**Items from a data source:**

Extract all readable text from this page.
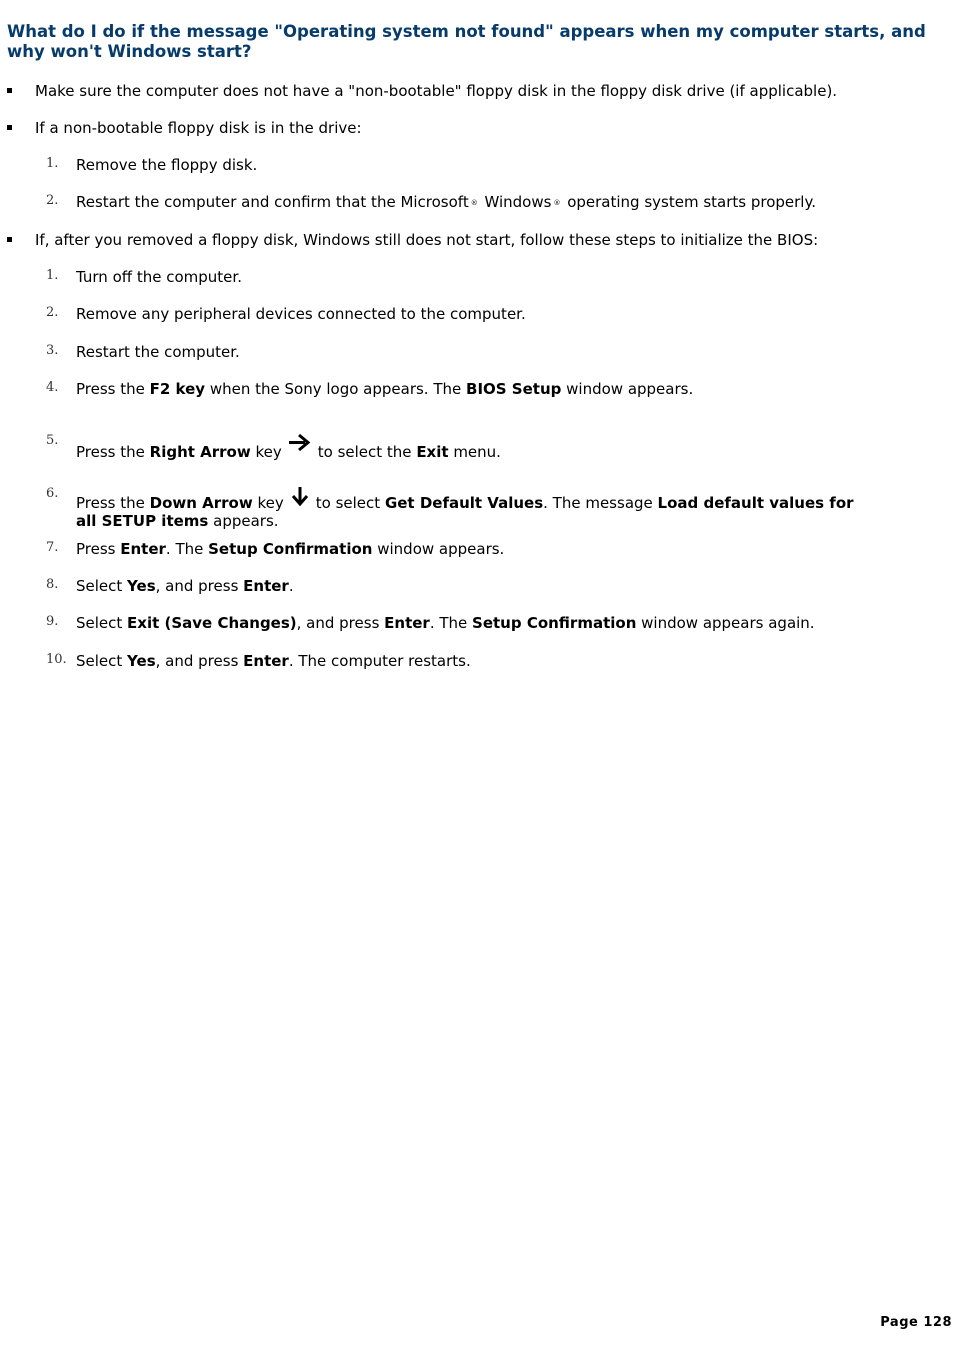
What do I do if the message "Operating system not found" appears when my computer starts, and why won't Windows start?
Make sure the computer does not have a "non-bootable" floppy disk in the floppy disk drive (if applicable).
If a non-bootable floppy disk is in the drive:
1. Remove the floppy disk.
2. Restart the computer and confirm that the Microsoft ® Windows ® operating system starts properly.
If, after you removed a floppy disk, Windows still does not start, follow these steps to initialize the BIOS:
1. Turn off the computer.
2. Remove any peripheral devices connected to the computer.
3. Restart the computer.
4. Press the F2 key when the Sony logo appears. The BIOS Setup window appears.
5.
Press the Right Arrow key to select the Exit menu.
6.
Press the Down Arrow key to select Get Default Values. The message Load default values for all SETUP items appears.
7. Press Enter. The Setup Confirmation window appears.
8. Select Yes, and press Enter.
9. Select Exit (Save Changes), and press Enter. The Setup Confirmation window appears again.
10. Select Yes, and press Enter. The computer restarts.
Page 128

**Exercise:**
Gather each line of the records holding the string "drive".

**Exercise answer:**
Make sure the computer does not have a "non-bootable" floppy disk in the floppy disk drive (if applicable).
If a non-bootable floppy disk is in the drive:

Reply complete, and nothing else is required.